## Task to carry out
Only lines with the string "text" matter here; gather them from the material below.

## Provided material
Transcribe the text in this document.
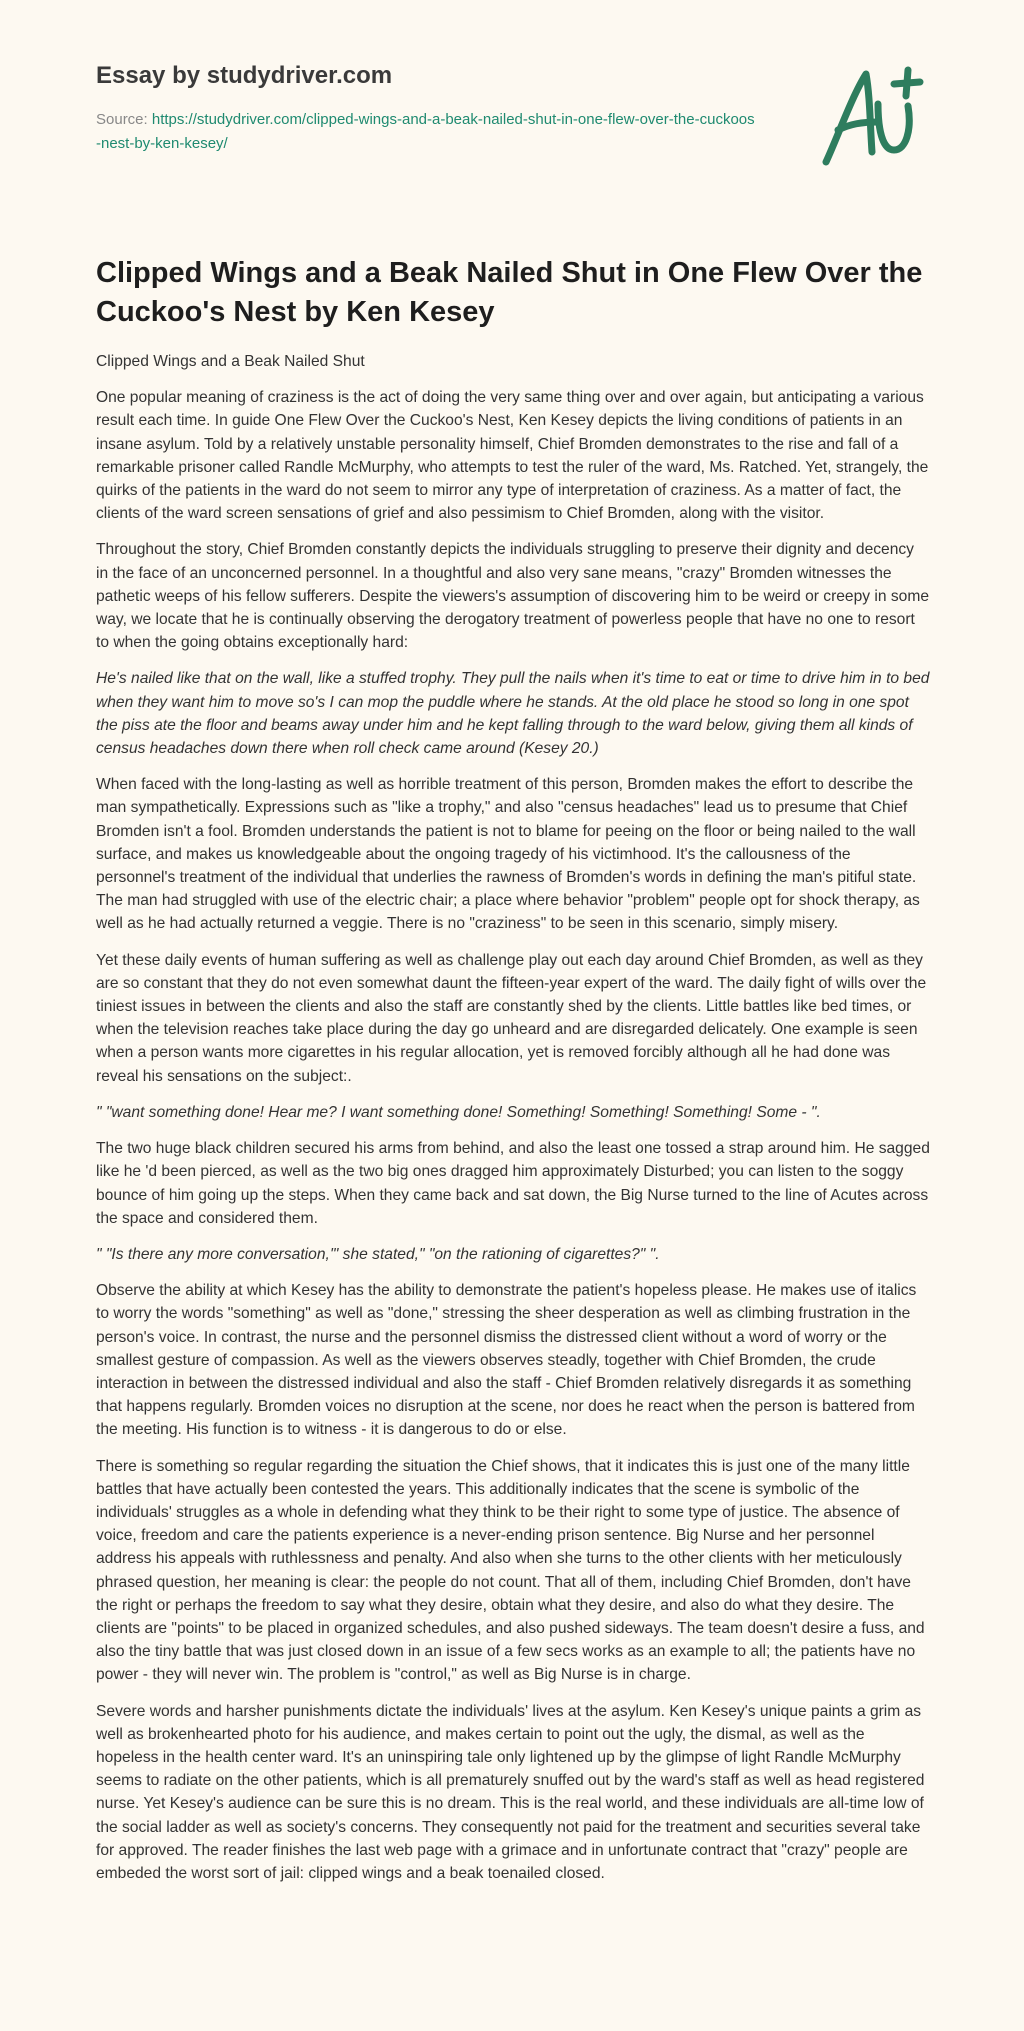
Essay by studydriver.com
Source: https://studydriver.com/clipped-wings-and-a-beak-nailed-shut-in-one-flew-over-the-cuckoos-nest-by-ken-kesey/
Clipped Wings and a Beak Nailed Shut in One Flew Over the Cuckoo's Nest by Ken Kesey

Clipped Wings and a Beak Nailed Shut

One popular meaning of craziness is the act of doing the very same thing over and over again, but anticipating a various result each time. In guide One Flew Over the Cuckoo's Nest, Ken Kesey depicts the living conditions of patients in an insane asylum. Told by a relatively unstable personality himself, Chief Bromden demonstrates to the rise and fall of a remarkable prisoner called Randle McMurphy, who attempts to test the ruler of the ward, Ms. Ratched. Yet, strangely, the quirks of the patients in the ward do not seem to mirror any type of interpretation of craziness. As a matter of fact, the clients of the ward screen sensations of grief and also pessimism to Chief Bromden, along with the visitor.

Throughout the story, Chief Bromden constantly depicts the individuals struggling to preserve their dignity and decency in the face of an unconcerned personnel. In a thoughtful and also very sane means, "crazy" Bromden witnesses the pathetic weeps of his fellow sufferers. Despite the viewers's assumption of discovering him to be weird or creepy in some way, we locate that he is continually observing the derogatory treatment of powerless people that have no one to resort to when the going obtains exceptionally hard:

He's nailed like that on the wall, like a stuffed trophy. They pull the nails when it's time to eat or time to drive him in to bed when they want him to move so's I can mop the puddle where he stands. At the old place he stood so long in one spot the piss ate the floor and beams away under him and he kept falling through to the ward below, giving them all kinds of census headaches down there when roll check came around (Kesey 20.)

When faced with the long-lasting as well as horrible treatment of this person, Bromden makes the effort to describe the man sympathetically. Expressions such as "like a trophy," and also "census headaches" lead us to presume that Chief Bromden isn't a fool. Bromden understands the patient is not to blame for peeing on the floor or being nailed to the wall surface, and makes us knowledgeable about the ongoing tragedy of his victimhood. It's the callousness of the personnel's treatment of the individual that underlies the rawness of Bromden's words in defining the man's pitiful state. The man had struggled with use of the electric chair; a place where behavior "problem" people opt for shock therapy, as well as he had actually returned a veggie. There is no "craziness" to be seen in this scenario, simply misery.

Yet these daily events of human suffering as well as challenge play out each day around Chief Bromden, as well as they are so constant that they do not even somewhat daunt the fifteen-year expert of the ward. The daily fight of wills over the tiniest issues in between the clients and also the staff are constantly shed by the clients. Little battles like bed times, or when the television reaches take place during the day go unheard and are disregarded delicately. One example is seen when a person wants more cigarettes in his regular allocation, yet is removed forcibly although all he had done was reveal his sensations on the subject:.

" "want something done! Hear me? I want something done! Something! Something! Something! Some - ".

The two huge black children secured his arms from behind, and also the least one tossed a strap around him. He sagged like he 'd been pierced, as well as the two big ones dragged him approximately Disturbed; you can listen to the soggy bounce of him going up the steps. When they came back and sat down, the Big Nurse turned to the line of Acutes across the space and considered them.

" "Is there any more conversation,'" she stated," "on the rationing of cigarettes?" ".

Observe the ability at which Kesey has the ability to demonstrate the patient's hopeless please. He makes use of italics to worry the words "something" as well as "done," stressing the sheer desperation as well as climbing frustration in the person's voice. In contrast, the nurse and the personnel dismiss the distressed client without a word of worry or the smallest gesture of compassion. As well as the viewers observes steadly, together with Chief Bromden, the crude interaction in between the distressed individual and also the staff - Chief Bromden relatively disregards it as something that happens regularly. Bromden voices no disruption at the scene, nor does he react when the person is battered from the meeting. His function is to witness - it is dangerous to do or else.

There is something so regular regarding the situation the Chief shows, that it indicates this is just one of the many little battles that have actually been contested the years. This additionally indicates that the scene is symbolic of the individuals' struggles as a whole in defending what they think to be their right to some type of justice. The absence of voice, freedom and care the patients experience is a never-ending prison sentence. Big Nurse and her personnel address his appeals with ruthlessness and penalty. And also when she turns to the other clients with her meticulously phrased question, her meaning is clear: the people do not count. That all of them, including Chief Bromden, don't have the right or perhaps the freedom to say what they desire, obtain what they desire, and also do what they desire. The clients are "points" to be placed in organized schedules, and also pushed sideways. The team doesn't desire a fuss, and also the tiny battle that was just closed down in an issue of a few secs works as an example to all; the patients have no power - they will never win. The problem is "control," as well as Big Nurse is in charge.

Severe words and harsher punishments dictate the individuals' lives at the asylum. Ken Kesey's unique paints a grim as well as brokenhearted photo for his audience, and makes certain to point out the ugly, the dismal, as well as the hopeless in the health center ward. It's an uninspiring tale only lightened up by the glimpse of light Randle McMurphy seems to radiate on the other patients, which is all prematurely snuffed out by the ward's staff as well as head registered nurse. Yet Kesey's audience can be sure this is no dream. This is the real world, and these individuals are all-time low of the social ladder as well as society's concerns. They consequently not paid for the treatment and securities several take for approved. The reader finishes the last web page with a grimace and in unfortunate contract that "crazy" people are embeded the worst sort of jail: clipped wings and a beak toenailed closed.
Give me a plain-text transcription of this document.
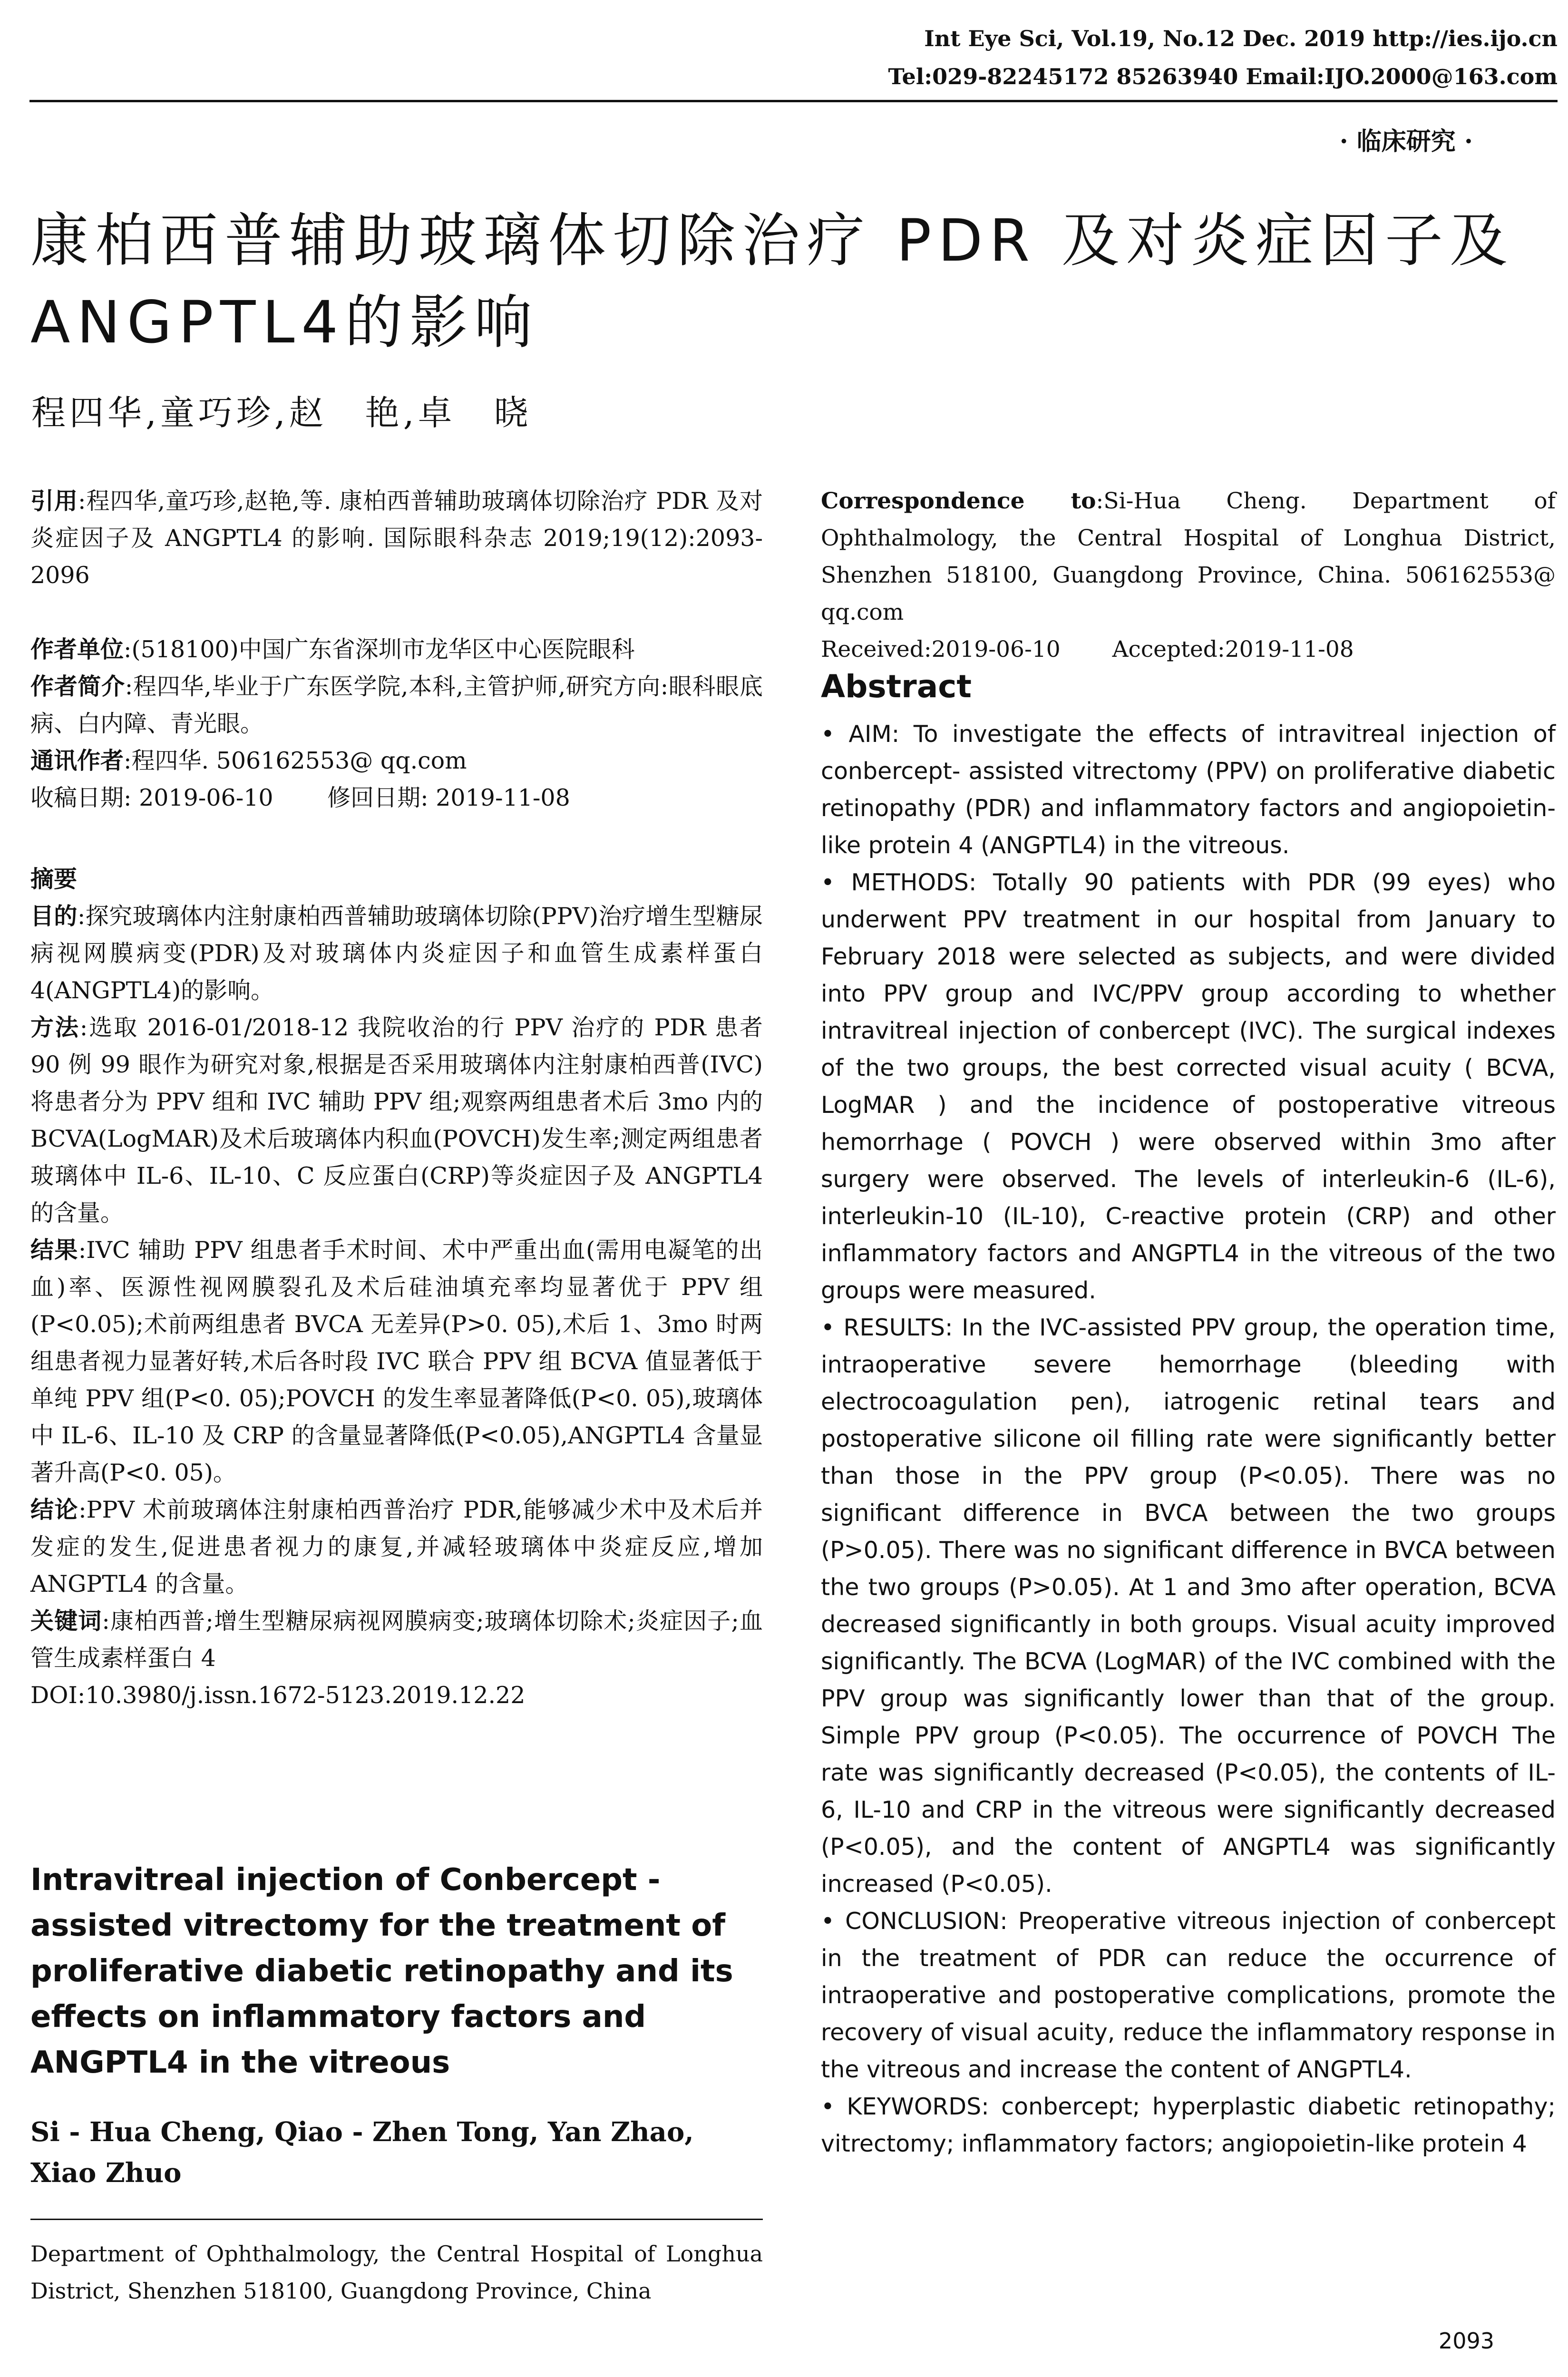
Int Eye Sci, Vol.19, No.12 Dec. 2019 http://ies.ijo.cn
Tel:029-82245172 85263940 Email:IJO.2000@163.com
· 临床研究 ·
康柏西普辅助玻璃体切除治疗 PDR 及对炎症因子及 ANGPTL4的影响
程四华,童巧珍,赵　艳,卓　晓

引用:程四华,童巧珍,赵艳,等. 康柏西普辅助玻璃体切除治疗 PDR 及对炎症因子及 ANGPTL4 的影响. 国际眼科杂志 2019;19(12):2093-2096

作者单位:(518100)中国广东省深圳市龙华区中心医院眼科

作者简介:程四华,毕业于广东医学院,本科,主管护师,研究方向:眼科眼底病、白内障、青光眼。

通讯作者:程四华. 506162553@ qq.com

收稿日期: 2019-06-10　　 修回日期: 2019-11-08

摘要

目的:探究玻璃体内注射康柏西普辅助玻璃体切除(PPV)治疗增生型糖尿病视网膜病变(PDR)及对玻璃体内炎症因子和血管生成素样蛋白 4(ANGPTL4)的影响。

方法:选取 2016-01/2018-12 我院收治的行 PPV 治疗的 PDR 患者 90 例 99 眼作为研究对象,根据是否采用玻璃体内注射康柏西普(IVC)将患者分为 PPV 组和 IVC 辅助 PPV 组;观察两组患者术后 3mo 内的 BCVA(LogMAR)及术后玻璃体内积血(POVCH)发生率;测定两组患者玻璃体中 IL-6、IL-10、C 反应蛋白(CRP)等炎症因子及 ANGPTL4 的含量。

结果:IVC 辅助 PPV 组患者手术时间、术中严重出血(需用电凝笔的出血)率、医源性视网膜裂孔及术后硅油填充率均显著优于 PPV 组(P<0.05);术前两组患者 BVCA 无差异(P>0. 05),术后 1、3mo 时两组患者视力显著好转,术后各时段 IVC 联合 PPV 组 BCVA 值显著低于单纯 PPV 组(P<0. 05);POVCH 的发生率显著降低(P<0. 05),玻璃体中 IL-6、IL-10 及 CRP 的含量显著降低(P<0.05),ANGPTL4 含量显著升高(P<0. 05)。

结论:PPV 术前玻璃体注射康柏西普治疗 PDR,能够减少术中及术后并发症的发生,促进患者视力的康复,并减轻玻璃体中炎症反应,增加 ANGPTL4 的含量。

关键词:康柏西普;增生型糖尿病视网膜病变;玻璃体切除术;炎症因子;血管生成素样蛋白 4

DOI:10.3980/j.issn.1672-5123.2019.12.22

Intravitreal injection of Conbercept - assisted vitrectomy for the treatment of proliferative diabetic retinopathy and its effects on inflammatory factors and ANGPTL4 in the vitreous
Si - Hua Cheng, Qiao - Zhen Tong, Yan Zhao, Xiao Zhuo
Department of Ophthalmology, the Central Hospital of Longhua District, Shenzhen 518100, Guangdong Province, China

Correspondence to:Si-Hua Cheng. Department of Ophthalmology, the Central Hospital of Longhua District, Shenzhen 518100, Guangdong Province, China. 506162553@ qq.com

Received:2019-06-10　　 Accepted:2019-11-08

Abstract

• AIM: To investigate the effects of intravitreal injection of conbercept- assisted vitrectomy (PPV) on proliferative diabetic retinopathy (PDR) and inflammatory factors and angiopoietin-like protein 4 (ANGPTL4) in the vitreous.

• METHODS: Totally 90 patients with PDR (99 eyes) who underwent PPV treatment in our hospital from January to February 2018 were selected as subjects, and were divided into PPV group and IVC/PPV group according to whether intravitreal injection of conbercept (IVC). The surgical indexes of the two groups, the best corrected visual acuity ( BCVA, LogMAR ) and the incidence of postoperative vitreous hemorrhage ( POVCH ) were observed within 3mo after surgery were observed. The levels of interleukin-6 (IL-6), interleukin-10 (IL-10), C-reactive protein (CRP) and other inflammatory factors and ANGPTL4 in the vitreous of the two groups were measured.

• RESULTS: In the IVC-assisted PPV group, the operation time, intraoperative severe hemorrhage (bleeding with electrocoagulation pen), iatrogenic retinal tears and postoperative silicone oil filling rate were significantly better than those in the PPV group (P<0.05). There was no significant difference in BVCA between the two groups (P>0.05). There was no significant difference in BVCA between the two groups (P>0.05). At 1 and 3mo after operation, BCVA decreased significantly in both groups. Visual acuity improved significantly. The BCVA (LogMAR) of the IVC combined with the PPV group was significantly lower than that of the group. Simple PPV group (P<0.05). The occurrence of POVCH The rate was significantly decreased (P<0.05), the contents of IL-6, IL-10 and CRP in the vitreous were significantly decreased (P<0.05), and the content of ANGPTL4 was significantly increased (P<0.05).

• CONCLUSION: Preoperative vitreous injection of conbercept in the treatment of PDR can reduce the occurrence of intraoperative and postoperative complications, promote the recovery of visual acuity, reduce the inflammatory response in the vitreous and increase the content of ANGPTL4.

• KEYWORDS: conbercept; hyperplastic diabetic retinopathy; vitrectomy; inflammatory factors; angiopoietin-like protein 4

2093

## Answer box
Transcribe the text in this document.
Give me a plain-text transcription of this document.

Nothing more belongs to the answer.